Work required:
Find the string "name" in the entries and copy each line that has it.

Extracted entries:
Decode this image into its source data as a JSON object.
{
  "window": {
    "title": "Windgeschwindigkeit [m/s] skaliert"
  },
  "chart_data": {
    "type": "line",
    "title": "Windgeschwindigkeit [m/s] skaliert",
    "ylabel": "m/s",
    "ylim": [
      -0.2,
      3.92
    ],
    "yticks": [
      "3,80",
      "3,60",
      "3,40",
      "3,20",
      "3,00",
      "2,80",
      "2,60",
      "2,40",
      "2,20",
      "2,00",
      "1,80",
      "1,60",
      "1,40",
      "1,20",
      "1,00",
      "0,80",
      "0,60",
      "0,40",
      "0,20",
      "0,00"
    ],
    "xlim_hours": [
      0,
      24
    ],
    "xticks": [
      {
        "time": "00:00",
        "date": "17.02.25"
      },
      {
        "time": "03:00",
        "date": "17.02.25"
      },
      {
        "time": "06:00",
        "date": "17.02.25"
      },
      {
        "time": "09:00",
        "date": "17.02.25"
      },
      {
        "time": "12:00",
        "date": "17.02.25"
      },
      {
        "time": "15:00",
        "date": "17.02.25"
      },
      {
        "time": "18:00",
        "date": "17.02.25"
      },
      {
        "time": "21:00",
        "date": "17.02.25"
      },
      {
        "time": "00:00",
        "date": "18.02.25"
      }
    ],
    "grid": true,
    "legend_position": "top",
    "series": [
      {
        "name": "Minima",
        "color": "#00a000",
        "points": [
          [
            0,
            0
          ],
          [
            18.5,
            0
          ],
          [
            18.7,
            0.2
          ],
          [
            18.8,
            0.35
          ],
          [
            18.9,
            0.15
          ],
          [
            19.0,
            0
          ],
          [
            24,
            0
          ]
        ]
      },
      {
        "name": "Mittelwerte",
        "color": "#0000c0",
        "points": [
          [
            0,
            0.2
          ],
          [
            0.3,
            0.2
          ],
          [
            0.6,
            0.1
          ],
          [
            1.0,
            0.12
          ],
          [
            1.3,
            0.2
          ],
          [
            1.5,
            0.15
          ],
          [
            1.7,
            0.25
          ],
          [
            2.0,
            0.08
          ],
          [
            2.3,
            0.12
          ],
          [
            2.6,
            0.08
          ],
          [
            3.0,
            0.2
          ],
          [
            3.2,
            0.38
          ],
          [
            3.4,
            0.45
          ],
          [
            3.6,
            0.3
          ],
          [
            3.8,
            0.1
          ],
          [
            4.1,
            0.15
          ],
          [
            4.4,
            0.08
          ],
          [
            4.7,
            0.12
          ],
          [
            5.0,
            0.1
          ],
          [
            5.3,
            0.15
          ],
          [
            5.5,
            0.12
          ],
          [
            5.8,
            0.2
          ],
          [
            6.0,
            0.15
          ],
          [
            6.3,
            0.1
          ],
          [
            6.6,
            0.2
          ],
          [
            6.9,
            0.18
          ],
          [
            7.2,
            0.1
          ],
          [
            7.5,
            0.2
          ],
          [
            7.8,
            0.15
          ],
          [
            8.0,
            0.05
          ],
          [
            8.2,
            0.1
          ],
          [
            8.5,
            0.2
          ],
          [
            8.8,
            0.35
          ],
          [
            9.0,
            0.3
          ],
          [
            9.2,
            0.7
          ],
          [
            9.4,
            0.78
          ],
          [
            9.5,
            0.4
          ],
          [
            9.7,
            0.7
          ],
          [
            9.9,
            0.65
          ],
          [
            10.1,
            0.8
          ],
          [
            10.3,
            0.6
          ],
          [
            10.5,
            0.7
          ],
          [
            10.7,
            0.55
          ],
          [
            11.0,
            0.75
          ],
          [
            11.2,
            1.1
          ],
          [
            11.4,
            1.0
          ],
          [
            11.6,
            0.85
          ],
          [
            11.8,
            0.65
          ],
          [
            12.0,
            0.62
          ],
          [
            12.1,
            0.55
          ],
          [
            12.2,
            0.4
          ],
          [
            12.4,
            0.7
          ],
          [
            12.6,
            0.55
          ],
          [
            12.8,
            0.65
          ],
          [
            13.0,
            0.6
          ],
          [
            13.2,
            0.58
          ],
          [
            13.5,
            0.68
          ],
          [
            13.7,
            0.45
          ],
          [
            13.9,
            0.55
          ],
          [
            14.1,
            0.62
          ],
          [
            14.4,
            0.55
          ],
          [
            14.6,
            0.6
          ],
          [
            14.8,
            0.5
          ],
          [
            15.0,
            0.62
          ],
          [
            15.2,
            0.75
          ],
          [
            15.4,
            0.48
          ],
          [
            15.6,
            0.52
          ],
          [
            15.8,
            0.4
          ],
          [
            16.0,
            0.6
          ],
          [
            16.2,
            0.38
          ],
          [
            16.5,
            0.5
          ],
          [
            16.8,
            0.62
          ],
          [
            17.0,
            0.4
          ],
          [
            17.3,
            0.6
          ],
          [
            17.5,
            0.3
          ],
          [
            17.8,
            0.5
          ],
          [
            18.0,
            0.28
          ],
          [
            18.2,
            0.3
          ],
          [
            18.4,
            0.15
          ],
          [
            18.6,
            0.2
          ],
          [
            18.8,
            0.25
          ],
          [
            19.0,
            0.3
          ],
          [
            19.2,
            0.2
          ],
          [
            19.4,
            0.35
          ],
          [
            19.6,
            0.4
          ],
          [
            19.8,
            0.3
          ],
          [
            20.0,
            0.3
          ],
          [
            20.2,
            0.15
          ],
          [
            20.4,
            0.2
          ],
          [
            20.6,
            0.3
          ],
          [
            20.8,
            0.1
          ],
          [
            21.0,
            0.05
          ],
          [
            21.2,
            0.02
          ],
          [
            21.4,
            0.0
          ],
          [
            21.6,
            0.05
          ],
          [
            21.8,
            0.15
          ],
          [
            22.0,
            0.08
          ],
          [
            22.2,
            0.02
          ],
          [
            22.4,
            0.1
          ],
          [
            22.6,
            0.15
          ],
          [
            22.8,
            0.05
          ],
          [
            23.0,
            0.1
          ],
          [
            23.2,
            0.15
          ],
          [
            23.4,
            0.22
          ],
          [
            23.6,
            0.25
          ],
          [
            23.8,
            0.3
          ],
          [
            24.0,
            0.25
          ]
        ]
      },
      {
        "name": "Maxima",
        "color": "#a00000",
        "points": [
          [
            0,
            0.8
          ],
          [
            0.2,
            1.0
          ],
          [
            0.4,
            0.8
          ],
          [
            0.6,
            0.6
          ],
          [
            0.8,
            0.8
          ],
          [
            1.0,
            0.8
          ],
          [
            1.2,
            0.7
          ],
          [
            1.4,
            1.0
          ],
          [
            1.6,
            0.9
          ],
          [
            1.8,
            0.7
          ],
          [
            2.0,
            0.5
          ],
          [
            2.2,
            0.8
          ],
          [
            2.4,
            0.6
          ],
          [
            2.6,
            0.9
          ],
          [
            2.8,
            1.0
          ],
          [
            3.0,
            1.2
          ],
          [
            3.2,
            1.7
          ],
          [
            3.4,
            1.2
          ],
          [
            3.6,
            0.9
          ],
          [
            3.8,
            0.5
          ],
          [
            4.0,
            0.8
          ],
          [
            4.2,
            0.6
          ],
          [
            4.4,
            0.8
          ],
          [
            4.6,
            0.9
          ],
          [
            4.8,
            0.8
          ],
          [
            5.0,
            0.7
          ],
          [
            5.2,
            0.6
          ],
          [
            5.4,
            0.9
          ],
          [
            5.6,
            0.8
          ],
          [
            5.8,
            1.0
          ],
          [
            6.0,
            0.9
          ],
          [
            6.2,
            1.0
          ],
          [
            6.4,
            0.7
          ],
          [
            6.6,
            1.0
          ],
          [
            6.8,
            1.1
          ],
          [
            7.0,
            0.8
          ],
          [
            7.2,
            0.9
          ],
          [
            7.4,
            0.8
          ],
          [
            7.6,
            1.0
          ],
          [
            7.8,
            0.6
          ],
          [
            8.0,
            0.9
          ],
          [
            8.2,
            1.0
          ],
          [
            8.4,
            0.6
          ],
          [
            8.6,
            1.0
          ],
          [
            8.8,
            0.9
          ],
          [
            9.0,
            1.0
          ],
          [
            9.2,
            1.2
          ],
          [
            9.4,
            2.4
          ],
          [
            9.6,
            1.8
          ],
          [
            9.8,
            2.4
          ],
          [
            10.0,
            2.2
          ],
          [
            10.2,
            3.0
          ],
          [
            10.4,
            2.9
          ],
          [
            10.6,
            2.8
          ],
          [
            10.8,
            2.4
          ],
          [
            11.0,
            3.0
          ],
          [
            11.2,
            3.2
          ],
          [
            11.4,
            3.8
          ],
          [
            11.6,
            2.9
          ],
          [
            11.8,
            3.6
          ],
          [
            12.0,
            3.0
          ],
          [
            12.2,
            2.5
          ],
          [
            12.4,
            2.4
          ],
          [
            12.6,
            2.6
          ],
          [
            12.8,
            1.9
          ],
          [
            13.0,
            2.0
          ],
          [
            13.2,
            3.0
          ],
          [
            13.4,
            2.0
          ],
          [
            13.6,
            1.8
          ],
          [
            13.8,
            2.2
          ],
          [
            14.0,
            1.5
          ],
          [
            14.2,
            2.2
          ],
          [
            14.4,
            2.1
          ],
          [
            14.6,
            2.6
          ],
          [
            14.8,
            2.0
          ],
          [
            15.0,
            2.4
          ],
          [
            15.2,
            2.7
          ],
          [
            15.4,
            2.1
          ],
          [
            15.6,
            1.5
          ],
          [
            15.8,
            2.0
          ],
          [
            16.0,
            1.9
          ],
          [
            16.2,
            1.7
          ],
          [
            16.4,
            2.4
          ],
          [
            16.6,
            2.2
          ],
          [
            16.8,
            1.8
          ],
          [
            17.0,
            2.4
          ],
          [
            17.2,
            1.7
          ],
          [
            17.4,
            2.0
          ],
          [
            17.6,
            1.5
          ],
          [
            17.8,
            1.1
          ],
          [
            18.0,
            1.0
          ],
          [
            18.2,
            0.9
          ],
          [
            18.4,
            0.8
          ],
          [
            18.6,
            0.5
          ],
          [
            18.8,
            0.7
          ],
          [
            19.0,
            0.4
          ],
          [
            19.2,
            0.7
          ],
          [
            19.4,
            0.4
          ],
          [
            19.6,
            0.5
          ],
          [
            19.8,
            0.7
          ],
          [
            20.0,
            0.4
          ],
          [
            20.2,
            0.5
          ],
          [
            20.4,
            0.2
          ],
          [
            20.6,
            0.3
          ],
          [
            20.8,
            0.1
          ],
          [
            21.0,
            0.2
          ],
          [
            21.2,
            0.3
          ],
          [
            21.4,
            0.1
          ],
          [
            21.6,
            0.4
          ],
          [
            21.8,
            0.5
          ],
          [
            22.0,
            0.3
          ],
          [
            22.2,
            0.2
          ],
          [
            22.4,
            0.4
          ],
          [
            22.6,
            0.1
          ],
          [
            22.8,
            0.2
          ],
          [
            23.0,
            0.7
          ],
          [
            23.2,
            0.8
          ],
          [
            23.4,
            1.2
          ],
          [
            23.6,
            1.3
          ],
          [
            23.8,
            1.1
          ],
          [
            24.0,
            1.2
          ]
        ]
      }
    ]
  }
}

Solution to the problem:
        "name": "Minima",
        "name": "Mittelwerte",
        "name": "Maxima",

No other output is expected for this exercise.